▸ Records from a data source:
________________________________________
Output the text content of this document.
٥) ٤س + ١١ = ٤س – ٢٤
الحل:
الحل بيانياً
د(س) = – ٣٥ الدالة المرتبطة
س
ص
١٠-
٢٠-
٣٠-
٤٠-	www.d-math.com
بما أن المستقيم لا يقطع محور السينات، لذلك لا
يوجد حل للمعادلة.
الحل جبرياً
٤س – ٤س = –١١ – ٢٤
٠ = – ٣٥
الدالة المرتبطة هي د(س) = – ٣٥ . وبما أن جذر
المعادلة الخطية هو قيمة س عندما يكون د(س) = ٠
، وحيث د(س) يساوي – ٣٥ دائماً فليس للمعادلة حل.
________________________________________
▸ SHORT PROBLEM: Determine how many lines of the data contain the word "الدالة", and reply with that number only.

▸ RESULT: 2